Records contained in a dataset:
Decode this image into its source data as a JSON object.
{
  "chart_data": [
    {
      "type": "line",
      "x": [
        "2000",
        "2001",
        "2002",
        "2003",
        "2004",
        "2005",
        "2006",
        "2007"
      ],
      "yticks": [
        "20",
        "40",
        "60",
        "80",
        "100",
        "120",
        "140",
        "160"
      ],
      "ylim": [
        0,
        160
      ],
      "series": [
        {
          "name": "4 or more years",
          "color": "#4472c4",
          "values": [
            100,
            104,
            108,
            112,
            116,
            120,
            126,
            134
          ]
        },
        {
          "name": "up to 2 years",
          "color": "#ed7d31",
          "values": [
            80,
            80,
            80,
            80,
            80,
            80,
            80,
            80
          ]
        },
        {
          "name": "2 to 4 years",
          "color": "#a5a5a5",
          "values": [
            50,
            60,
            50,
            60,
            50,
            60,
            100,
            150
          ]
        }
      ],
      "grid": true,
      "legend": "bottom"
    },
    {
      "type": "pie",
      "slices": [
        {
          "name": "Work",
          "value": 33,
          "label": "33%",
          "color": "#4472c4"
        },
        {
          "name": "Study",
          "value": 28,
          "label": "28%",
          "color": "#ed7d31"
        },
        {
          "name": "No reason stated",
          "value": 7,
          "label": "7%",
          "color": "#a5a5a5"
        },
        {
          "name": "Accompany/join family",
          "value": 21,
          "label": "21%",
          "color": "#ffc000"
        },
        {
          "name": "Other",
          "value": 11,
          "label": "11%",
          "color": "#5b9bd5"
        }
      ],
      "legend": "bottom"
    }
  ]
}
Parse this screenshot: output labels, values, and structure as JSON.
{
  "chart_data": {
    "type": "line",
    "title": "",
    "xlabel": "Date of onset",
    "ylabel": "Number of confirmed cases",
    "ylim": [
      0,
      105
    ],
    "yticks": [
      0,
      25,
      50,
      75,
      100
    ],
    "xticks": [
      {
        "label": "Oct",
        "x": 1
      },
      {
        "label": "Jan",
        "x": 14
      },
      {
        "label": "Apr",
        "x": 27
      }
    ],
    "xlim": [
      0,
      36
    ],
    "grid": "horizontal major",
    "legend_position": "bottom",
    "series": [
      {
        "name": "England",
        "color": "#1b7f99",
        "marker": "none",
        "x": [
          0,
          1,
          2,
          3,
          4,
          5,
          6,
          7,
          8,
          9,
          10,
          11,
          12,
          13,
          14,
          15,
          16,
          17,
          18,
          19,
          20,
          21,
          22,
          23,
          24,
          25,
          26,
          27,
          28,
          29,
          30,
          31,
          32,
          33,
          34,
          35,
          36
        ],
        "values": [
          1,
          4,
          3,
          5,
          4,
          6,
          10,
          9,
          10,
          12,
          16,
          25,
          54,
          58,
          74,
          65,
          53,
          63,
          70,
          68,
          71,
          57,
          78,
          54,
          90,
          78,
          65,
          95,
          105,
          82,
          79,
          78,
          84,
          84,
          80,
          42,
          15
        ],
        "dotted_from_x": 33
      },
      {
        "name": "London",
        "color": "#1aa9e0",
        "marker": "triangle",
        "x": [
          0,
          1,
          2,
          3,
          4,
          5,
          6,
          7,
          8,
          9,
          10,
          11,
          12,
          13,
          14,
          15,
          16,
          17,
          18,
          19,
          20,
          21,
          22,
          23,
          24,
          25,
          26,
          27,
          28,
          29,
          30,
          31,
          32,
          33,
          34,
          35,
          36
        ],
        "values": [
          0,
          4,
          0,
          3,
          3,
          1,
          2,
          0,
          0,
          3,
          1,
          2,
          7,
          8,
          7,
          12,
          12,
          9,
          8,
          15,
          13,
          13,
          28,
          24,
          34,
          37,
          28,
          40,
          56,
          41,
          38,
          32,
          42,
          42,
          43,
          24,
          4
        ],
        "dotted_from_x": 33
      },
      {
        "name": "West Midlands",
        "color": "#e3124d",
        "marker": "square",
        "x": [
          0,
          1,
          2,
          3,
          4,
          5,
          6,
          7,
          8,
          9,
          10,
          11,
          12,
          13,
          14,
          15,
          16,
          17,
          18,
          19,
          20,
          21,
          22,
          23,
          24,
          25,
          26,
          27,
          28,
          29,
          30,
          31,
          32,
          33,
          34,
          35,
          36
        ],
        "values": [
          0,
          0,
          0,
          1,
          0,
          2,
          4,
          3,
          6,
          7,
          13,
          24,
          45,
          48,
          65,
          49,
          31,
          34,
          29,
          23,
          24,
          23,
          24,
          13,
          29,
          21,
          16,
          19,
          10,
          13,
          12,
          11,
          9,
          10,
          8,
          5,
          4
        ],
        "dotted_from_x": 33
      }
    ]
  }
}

...

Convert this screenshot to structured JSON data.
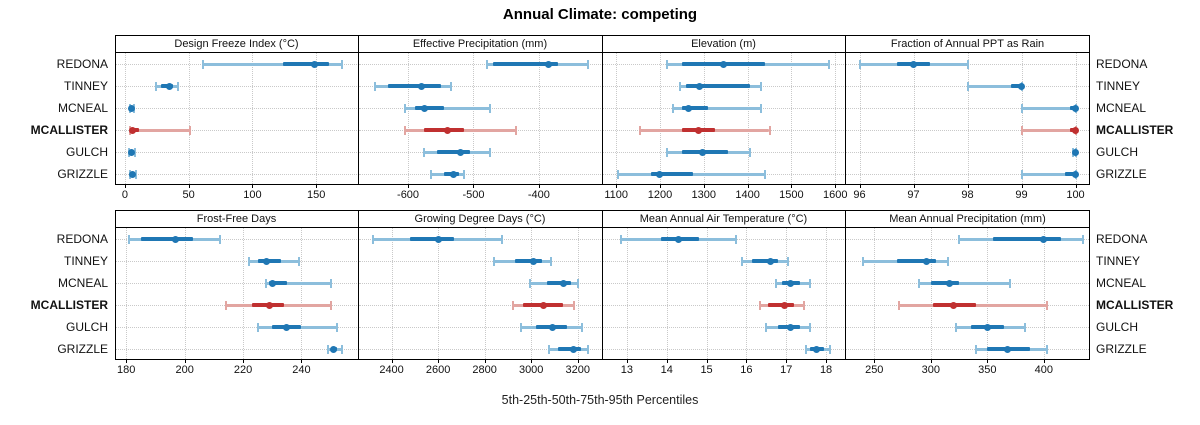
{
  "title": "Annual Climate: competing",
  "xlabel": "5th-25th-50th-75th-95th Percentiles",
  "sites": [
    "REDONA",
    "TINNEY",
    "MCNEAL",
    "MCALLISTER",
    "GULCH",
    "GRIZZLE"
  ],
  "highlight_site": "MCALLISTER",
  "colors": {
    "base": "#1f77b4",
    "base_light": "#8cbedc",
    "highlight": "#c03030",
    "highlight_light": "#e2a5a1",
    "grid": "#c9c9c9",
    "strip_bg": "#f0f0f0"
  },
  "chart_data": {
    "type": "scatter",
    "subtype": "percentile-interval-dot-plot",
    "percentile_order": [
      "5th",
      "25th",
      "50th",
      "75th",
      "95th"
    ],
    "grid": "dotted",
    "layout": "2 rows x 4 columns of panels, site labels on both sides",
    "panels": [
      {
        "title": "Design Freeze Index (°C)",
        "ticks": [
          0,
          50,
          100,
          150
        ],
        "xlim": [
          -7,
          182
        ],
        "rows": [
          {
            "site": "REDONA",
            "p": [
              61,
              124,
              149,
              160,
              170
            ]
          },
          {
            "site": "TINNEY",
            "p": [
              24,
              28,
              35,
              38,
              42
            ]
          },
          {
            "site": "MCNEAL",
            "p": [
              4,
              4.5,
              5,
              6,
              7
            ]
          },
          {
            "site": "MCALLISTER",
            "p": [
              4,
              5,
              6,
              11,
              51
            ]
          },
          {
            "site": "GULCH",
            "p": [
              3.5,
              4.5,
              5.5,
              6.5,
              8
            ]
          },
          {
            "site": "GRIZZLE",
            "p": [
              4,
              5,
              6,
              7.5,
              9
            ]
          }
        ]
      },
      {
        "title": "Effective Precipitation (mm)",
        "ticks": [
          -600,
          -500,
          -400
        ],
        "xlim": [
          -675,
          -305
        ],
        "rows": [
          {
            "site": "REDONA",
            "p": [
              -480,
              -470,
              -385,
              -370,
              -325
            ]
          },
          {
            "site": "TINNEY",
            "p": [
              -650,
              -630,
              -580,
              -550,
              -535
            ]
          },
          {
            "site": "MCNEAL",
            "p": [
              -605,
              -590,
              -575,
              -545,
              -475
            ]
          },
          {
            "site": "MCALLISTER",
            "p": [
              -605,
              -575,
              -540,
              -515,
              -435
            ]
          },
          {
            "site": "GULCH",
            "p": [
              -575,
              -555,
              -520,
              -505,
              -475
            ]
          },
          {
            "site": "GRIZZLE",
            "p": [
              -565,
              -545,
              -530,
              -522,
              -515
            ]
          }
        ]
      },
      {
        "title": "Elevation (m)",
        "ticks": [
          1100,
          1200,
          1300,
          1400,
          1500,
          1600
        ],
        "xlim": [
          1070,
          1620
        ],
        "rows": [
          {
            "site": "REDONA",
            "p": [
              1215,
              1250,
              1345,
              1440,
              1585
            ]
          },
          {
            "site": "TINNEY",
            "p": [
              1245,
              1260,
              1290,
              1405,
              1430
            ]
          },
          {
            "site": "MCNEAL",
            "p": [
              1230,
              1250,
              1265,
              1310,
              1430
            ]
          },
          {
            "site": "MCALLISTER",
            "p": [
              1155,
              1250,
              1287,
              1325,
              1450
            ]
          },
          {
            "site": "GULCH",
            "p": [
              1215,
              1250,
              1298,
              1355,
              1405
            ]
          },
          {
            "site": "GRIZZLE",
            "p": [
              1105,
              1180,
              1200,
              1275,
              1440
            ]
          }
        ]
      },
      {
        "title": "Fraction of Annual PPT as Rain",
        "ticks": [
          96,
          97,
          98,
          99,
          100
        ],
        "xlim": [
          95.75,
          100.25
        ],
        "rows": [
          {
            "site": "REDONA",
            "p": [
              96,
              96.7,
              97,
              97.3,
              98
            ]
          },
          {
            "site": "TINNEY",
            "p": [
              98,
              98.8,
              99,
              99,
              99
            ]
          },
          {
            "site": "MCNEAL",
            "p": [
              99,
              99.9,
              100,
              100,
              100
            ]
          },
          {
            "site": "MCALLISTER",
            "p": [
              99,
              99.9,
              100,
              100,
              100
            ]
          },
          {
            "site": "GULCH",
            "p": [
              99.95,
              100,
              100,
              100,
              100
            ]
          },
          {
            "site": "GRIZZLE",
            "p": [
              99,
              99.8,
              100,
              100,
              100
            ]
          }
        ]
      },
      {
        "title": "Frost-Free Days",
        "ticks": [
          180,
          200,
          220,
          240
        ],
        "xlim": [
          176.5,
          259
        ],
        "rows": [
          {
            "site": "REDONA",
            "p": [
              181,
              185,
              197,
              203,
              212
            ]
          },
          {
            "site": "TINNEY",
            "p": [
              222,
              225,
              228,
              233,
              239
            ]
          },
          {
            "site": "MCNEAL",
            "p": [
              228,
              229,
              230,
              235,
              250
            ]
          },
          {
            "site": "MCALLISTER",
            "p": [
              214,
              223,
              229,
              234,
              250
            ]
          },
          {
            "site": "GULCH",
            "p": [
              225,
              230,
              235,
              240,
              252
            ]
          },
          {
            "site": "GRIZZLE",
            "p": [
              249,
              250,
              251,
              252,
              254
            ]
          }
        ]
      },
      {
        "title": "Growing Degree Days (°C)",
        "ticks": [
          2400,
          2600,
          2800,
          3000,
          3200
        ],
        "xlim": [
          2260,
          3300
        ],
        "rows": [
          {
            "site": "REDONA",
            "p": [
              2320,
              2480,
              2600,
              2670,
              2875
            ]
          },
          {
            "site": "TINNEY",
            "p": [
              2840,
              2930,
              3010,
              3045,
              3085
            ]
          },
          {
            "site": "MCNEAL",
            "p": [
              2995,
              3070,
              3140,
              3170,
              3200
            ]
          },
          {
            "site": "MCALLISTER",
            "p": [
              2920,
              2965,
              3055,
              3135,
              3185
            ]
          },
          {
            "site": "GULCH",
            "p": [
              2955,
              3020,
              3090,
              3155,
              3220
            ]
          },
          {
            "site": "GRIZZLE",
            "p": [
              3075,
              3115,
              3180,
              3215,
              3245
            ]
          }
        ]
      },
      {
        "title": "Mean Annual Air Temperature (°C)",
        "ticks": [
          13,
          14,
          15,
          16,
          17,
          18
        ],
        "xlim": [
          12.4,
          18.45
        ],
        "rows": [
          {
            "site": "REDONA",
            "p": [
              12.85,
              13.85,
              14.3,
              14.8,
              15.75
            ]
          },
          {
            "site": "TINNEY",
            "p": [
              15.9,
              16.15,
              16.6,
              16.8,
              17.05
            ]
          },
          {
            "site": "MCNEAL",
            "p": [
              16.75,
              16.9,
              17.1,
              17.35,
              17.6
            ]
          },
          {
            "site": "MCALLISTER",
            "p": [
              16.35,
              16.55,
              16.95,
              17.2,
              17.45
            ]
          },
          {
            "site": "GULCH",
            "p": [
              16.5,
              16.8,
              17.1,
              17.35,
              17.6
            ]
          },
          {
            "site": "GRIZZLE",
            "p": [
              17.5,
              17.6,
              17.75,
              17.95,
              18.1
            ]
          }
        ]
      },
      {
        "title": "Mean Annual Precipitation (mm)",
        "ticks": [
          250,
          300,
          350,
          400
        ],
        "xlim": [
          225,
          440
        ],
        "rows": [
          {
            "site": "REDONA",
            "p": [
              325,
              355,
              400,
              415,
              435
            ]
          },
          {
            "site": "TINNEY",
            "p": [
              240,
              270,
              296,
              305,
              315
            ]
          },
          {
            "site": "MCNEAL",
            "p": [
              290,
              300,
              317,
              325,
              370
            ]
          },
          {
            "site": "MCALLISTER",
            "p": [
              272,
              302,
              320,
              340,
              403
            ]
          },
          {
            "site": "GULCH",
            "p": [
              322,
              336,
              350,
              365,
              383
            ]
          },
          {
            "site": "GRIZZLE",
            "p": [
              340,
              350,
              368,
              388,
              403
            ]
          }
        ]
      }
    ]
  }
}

...

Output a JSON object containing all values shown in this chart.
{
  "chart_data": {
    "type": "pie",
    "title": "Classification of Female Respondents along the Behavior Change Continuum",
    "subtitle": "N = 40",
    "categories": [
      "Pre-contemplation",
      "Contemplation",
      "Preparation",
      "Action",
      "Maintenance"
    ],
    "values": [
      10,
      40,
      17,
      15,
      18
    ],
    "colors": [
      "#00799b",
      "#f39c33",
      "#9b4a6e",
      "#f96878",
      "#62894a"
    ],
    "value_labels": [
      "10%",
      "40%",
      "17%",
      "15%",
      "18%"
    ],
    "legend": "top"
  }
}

**Instructions for the task**
Go through the listing above and list every line that has the word "xlabel".

**Exercise output**
    "xlabel": "Date of onset",
  "xlabel": "5th-25th-50th-75th-95th Percentiles",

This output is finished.